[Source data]

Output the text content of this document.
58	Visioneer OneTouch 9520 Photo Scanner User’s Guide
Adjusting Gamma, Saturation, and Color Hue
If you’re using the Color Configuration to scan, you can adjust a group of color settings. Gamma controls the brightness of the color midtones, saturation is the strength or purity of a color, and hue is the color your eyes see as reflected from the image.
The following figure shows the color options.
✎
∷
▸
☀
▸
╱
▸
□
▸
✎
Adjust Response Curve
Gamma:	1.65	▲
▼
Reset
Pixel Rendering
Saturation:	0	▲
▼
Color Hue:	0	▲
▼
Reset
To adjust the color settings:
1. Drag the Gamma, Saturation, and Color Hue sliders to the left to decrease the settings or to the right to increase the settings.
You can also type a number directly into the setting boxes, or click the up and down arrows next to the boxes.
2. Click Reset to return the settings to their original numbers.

Exercise goal
Using the listing, collect all lines in which the string "Gamma" is found.

The response
Adjusting Gamma, Saturation, and Color Hue
If you’re using the Color Configuration to scan, you can adjust a group of color settings. Gamma controls the brightness of the color midtones, saturation is the strength or purity of a color, and hue is the color your eyes see as reflected from the image.
Gamma:	1.65	▲
1. Drag the Gamma, Saturation, and Color Hue sliders to the left to decrease the settings or to the right to increase the settings.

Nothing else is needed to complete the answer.